Locate all lines with the word "screenshot" and copy them out.

(Dataset entries on figures)
※ ※ ※
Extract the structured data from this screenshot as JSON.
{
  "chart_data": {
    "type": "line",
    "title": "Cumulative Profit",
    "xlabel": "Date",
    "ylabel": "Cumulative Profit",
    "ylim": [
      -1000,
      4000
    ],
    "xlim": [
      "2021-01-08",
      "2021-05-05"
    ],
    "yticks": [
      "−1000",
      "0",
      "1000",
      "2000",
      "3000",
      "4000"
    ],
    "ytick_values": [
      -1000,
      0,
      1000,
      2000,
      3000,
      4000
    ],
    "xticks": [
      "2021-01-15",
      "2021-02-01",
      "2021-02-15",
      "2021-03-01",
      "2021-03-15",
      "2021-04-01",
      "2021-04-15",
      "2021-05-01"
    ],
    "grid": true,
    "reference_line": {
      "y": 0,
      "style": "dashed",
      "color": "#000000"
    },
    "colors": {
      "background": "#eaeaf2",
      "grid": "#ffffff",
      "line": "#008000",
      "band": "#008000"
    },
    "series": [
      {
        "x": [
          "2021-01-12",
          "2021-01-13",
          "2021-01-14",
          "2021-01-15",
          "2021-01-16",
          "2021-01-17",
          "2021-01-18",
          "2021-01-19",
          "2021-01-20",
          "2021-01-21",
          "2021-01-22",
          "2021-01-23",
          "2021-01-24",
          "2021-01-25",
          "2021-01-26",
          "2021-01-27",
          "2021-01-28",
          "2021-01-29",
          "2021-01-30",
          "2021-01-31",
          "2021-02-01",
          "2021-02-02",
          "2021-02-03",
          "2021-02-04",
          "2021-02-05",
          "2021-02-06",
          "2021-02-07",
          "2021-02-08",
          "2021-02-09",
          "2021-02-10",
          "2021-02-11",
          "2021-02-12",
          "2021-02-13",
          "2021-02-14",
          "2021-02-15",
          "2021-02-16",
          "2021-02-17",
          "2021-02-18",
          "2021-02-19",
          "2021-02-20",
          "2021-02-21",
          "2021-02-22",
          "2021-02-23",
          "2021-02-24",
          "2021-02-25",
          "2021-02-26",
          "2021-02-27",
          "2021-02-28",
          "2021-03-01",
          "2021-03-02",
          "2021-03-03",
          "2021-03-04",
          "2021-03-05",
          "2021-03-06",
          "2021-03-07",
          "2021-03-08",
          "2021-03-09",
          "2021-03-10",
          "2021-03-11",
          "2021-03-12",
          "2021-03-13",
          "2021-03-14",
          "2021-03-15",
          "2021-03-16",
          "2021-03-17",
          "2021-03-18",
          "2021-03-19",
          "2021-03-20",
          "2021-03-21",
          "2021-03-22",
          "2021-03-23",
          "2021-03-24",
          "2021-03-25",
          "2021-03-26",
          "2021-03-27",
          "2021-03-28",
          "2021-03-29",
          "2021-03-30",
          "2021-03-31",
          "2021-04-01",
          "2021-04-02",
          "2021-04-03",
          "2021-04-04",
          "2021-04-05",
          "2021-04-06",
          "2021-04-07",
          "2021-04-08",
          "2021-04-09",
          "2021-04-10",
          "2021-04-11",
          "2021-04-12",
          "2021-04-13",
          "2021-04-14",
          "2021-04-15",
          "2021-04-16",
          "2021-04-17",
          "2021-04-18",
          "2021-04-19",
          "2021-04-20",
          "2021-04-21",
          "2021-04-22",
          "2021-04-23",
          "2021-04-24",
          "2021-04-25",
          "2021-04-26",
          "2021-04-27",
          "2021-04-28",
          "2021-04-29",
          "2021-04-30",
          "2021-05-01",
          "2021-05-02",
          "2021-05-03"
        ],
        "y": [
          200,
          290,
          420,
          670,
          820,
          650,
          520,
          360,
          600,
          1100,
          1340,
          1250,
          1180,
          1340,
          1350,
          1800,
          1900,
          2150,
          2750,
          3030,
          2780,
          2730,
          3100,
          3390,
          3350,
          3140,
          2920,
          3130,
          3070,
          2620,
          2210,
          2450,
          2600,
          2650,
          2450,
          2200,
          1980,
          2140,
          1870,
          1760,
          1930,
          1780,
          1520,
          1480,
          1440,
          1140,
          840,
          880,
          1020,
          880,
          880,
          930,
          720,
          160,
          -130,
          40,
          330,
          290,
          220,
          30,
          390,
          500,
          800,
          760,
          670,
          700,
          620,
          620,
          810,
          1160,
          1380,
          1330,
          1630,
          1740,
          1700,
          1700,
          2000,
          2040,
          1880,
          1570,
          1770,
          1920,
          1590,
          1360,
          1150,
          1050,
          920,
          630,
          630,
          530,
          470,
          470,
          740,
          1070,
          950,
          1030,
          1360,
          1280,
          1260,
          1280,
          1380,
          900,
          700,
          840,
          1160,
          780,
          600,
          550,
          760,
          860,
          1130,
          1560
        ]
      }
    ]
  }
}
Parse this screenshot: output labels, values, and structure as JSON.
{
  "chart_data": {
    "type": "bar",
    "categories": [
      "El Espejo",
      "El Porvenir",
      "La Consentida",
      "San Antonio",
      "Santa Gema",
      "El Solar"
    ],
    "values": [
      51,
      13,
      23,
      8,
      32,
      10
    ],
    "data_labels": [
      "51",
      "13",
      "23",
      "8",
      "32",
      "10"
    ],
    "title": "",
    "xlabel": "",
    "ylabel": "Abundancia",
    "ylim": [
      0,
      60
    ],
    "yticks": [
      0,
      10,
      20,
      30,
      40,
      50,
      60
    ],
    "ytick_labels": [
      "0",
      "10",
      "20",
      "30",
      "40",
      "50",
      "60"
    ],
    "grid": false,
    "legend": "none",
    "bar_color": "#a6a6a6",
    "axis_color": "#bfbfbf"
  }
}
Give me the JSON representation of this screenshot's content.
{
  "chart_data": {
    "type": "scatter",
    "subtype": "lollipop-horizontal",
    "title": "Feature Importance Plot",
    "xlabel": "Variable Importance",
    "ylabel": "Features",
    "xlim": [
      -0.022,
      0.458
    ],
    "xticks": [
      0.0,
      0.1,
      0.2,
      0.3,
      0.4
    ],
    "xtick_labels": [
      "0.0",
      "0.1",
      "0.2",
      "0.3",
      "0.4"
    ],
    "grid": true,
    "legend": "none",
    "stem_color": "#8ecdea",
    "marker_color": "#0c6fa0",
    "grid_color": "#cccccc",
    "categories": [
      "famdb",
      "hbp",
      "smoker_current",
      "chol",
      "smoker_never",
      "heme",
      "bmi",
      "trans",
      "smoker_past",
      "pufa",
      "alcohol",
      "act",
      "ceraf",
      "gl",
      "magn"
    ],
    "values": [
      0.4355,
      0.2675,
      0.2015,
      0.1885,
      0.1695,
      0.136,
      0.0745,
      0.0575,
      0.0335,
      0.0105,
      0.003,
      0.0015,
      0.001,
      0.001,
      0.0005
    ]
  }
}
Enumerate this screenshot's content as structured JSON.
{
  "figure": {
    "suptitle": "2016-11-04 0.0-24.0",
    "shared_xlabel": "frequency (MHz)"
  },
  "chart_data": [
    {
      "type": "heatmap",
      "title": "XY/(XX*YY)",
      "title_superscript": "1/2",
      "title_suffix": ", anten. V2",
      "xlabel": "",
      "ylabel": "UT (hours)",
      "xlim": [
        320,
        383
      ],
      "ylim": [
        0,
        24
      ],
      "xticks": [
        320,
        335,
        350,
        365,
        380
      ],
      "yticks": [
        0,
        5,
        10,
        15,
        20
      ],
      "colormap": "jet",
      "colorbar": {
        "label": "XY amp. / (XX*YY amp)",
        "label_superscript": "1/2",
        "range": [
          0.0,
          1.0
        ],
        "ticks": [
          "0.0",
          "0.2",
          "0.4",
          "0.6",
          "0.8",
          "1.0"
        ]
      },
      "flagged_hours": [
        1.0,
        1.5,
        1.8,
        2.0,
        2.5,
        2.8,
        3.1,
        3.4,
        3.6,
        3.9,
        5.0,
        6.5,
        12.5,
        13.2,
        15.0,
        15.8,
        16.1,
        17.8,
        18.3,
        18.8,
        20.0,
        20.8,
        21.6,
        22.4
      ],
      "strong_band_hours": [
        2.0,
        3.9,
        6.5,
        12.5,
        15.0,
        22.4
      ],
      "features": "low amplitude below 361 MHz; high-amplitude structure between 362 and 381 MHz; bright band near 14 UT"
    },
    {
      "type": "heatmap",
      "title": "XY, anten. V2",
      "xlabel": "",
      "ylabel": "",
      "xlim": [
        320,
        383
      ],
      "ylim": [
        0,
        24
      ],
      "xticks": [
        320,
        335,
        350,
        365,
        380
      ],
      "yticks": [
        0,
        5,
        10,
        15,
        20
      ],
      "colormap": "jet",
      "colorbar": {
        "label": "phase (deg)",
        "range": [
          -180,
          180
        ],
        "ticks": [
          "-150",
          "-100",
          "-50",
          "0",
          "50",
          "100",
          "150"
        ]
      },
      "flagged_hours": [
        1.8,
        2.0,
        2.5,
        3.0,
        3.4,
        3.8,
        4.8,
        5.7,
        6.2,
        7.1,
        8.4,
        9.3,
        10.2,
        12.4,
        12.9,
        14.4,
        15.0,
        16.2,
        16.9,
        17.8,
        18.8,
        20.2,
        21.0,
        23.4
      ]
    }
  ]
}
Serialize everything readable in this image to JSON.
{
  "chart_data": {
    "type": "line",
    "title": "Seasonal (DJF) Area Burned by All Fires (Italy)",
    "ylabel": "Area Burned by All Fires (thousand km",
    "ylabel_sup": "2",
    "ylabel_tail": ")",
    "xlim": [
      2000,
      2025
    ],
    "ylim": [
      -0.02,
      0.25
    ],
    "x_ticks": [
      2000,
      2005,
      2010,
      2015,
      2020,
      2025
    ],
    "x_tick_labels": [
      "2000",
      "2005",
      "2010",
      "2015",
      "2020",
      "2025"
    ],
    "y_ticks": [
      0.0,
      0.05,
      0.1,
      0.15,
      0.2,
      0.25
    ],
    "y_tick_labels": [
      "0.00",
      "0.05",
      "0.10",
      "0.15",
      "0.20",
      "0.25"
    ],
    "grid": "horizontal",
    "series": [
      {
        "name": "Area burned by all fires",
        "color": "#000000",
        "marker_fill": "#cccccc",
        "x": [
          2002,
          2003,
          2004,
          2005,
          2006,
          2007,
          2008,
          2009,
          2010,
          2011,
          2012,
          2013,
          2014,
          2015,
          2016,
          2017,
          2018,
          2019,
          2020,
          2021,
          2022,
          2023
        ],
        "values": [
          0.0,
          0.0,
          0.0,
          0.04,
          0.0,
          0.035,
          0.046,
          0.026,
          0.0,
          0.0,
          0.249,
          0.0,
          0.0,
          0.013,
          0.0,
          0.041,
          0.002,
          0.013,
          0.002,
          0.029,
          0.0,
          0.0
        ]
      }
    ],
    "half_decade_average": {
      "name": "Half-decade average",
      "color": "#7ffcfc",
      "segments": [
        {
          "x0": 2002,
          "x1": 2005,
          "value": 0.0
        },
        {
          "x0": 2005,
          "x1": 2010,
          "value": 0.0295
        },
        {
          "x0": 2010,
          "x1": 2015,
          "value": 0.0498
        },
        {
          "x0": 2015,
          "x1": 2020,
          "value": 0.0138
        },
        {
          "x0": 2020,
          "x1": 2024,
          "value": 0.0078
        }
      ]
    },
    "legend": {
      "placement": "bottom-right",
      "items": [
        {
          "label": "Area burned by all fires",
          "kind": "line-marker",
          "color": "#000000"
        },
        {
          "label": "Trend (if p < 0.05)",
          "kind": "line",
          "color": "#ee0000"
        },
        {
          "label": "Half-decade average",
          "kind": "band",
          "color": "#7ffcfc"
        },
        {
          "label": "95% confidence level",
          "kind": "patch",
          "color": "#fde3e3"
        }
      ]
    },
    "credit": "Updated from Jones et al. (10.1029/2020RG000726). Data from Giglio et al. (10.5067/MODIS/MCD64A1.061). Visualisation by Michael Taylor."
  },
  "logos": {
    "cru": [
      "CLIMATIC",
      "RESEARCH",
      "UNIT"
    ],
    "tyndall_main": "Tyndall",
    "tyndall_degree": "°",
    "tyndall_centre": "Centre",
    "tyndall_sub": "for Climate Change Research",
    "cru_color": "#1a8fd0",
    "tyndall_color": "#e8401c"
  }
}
※ ※ ※
Final answer =>
Extract the structured data from this screenshot as JSON.
Parse this screenshot: output labels, values, and structure as JSON.
Give me the JSON representation of this screenshot's content.
Enumerate this screenshot's content as structured JSON.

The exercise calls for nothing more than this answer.